**Goal of the exercise**: For each line of the data below that holds "prąd", copy the line.

▽

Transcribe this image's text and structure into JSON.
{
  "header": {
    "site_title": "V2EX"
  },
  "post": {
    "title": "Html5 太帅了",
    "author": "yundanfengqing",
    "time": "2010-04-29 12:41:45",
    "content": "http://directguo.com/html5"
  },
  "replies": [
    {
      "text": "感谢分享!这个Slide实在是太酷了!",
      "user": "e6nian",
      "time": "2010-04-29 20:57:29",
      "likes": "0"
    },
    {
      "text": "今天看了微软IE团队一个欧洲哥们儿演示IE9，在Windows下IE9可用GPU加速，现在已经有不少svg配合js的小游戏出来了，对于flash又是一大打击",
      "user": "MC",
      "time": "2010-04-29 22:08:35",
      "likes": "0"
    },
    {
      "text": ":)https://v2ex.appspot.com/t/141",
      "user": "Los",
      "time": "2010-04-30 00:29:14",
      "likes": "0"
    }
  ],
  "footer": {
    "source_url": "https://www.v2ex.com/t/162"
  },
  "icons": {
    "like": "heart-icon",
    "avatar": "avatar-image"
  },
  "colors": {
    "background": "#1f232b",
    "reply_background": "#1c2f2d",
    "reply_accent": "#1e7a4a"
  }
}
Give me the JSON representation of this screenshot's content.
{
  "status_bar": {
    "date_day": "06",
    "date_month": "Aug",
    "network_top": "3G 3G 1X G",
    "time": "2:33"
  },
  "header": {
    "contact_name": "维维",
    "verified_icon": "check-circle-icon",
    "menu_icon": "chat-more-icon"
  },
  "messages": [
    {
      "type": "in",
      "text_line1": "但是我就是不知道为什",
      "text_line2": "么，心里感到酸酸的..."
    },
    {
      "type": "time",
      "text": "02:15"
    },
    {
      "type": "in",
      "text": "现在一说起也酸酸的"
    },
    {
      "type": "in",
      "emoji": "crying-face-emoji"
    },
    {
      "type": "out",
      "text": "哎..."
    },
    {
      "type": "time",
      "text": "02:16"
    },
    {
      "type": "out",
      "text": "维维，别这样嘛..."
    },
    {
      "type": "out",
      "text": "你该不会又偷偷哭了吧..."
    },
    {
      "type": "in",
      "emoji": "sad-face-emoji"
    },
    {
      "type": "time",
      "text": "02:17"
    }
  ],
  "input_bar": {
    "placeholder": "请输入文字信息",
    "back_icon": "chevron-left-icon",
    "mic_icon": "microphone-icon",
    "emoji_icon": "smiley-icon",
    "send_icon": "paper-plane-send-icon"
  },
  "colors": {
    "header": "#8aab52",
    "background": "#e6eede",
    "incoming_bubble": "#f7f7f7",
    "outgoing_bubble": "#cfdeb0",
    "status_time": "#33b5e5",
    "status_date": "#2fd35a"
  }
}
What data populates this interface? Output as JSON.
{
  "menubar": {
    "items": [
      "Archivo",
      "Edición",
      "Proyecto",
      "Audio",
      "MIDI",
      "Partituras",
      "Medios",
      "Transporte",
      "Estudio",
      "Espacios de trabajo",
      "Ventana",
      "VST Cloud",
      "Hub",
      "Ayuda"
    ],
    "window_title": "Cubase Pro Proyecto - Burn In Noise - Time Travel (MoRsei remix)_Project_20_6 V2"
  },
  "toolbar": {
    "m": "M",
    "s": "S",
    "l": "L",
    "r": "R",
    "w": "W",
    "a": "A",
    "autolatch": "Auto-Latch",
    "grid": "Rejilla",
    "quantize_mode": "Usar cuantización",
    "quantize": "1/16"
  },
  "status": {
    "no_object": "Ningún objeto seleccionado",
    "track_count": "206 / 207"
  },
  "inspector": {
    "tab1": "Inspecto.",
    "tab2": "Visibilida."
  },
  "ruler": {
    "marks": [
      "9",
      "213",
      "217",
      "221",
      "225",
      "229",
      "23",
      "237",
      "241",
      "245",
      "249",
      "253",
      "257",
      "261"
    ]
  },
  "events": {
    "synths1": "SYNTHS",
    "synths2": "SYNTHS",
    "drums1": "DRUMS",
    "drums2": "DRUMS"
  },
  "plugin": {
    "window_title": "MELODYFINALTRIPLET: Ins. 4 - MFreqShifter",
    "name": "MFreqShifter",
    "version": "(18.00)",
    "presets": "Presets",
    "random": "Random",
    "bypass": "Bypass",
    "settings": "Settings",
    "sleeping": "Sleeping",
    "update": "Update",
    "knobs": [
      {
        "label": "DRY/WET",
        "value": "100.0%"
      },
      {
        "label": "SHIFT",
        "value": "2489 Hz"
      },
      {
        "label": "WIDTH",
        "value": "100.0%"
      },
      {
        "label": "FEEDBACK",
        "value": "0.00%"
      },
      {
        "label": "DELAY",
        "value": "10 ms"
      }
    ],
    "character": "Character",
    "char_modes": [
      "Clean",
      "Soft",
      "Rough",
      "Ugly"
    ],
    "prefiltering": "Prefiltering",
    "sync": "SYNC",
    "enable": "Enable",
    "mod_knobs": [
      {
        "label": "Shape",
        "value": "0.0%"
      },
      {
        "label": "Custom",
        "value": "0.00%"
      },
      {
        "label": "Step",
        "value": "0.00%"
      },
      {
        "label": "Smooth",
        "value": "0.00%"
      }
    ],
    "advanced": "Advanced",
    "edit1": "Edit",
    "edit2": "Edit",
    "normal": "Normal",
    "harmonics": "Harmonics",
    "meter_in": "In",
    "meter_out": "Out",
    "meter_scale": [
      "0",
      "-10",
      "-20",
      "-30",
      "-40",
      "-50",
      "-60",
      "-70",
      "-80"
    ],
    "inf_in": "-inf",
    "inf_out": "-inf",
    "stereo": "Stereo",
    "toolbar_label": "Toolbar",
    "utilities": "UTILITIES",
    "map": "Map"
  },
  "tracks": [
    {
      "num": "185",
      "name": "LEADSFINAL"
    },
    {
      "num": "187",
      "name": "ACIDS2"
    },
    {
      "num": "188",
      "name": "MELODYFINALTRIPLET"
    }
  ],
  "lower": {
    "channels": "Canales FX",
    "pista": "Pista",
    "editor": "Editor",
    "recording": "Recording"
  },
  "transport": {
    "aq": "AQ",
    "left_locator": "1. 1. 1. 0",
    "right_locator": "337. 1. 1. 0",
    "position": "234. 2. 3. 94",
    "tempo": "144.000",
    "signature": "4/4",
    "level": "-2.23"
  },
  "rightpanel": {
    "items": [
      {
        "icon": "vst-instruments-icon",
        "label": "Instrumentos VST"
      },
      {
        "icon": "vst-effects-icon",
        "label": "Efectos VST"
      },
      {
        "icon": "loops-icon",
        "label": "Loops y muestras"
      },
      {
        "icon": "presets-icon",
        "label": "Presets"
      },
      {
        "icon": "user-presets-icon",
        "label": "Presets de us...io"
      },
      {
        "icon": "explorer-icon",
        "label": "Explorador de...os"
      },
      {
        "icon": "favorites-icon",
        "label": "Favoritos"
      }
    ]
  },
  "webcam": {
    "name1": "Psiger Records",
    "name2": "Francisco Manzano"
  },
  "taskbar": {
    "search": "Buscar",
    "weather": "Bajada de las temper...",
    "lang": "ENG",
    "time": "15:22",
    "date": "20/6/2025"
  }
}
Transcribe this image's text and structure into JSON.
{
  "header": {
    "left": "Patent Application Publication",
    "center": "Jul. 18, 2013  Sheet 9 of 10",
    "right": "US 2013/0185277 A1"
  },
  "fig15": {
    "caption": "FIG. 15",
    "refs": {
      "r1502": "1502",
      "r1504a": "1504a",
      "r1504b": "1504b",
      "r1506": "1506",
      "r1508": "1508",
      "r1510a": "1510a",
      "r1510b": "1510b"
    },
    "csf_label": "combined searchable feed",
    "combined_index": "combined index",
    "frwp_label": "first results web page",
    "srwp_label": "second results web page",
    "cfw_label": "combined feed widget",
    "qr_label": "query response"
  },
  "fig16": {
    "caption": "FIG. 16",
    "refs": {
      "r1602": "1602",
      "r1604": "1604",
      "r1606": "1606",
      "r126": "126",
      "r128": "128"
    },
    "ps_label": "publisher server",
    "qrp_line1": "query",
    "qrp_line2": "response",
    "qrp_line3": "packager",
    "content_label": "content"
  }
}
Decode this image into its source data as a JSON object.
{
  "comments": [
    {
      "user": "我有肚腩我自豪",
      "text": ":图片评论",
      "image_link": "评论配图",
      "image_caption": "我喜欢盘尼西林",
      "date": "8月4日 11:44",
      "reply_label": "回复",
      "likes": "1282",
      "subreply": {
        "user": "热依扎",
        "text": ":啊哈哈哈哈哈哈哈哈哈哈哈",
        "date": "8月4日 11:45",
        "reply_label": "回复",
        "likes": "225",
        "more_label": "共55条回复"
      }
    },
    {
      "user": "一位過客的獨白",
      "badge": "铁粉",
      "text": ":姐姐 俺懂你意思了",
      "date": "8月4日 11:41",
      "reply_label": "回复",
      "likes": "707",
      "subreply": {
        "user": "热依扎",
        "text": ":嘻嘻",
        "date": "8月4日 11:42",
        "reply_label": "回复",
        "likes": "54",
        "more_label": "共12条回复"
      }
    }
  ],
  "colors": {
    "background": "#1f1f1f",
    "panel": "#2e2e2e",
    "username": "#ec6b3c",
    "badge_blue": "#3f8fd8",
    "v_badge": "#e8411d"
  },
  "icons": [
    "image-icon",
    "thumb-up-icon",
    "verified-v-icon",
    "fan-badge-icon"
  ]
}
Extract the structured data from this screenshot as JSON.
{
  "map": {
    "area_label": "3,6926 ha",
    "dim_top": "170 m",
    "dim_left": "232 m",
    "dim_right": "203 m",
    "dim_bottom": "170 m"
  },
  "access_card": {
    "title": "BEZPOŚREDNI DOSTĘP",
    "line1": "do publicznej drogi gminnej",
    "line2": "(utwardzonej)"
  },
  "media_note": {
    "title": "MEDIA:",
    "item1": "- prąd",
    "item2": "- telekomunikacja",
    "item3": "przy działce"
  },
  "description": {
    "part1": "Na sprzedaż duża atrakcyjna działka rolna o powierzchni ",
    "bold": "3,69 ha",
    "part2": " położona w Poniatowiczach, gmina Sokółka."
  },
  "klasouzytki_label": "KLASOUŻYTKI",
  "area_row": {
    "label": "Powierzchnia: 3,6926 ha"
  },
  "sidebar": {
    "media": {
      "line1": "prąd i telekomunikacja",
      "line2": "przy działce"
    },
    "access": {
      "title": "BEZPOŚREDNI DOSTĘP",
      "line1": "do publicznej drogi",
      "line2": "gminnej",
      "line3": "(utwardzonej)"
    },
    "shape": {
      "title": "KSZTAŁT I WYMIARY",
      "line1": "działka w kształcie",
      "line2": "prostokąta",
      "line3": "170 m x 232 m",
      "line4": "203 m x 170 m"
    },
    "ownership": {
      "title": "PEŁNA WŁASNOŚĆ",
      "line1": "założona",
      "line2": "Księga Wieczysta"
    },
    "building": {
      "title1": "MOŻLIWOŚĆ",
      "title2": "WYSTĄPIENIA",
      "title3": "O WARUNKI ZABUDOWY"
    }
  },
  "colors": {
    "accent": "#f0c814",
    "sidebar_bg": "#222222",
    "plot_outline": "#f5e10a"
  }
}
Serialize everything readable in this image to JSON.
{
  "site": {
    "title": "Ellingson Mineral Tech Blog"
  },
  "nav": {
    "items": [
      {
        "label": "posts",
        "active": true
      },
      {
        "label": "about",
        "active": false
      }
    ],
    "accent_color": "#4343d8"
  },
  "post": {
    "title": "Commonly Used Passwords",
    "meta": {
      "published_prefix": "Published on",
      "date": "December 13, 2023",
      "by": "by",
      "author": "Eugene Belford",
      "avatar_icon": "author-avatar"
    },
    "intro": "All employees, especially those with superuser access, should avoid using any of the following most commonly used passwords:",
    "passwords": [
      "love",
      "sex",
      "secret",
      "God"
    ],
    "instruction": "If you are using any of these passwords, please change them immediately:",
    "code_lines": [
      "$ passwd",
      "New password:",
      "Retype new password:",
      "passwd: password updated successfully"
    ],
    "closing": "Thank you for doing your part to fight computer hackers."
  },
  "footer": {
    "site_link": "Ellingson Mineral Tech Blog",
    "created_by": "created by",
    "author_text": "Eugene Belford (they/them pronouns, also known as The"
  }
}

△

**Complete output**:
    "item1": "- prąd",
      "line1": "prąd i telekomunikacja",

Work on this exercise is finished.